EXERCISE INPUTS -
◇ ◇ ◇ ◇

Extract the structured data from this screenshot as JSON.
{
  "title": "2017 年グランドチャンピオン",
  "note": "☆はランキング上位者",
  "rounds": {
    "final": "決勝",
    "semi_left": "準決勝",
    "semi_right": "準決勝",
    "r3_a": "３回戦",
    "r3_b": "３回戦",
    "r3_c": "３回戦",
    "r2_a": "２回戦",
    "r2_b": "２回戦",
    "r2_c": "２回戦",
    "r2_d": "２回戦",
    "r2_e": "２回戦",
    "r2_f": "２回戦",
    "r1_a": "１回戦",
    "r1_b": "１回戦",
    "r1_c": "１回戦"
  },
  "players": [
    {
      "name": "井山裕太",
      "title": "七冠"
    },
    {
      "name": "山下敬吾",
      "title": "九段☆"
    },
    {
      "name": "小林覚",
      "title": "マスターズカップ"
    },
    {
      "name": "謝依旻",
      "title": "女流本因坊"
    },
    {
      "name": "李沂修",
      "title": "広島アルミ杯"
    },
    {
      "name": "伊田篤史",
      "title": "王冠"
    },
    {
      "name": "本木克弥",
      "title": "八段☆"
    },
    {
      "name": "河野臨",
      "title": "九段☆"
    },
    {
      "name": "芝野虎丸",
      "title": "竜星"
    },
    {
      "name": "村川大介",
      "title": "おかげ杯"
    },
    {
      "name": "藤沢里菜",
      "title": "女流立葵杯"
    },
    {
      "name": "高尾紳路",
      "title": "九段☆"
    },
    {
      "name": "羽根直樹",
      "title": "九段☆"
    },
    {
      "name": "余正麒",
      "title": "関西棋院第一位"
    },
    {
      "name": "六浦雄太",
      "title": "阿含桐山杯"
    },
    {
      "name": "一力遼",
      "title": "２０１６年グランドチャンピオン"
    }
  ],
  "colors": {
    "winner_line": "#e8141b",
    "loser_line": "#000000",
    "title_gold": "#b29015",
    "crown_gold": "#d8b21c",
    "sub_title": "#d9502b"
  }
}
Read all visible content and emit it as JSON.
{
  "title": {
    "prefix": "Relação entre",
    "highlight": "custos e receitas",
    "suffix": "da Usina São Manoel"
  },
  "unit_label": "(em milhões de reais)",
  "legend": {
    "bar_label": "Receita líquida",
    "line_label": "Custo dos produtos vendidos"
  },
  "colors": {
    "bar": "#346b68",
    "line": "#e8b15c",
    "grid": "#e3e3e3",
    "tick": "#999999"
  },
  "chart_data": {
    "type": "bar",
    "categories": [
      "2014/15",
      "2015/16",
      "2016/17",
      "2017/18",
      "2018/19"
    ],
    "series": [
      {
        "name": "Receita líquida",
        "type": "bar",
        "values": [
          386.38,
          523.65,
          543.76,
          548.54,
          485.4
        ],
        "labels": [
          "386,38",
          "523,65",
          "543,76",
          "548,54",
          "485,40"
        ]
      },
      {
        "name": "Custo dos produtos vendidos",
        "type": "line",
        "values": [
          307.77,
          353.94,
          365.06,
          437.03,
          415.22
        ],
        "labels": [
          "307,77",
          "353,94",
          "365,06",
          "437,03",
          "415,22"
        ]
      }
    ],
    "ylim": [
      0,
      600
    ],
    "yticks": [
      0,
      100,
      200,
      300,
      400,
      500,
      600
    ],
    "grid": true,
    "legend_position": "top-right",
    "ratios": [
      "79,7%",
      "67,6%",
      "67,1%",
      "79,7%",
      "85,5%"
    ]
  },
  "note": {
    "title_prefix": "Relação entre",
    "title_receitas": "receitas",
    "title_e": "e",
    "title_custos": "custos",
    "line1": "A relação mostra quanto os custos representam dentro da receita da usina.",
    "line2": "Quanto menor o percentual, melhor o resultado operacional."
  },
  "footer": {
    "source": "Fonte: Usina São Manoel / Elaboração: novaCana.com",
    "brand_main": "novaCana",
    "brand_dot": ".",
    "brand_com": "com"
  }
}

◇ ◇ ◇ ◇

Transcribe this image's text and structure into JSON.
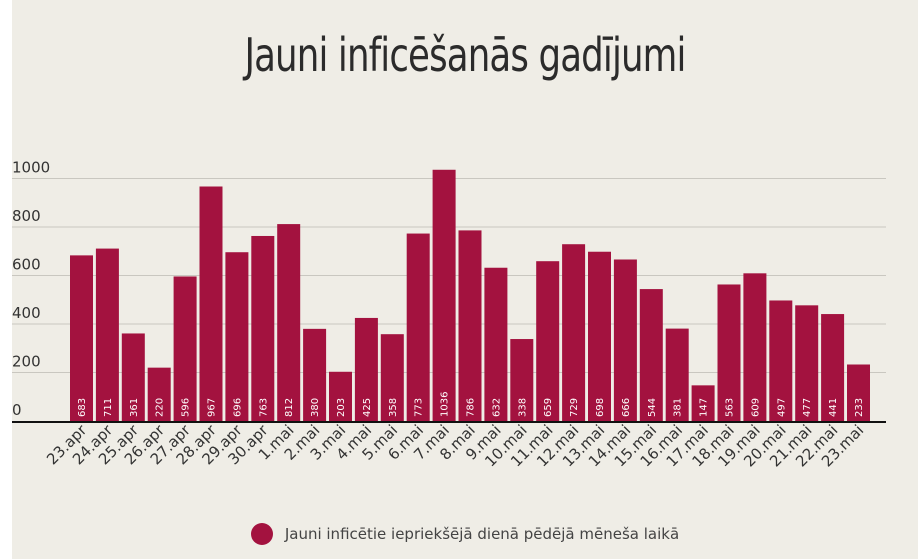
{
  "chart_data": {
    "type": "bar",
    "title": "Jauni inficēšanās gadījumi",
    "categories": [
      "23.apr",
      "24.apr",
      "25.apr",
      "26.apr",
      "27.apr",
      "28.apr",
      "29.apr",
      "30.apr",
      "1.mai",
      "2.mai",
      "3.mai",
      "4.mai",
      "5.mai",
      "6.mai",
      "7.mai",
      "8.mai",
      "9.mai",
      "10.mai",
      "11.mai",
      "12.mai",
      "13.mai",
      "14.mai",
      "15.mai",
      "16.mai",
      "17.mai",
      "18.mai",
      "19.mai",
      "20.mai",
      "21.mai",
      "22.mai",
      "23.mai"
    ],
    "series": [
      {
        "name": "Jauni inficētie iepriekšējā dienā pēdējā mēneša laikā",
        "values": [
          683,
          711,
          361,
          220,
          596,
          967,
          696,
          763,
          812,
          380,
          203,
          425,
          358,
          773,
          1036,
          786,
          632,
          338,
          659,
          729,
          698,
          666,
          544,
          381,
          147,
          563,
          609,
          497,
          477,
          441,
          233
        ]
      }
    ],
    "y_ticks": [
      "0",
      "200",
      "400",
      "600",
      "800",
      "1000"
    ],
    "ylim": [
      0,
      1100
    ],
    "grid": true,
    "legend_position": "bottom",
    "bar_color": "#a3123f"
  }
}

◇ ◇ ◇ ◇

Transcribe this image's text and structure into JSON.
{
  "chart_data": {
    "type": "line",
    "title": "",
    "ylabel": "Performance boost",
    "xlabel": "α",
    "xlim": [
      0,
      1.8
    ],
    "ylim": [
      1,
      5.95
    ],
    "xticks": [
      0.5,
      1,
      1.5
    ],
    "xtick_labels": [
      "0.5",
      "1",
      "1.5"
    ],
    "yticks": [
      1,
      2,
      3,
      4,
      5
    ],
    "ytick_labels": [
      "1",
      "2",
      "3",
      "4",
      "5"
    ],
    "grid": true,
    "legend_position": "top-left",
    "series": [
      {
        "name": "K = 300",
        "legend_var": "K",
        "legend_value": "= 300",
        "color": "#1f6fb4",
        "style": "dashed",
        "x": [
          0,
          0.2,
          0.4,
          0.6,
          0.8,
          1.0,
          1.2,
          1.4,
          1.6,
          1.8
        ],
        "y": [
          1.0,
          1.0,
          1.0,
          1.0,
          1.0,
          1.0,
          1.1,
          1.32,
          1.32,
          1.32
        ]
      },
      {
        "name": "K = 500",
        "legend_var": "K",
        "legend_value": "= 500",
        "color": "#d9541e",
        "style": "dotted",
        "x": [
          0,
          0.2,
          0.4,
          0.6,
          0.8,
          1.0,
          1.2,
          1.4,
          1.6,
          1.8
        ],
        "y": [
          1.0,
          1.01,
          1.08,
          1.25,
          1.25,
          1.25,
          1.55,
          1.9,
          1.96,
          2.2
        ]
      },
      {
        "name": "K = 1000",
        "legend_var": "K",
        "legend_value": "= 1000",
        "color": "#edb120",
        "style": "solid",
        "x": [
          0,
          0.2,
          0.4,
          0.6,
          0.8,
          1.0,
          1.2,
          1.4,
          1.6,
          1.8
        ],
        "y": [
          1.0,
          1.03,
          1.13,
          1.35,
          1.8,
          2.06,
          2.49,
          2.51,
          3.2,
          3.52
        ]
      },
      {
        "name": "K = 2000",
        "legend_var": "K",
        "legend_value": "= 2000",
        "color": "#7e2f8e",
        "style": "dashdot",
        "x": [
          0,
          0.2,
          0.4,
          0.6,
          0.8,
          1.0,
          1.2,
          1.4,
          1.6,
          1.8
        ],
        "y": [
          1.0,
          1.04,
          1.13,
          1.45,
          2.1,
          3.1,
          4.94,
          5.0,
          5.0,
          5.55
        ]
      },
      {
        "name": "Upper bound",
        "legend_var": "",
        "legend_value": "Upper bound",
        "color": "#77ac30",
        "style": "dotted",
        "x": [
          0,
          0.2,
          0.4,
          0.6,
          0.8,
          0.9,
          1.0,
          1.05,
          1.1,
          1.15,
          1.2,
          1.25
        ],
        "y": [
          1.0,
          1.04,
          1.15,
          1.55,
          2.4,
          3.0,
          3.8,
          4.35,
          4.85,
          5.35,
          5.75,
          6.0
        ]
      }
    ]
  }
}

◇ ◇ ◇ ◇

YOUR TASK -
Using the entries above, state how many lines include the word "style", with no other words.

WRITTEN ANSWER -
5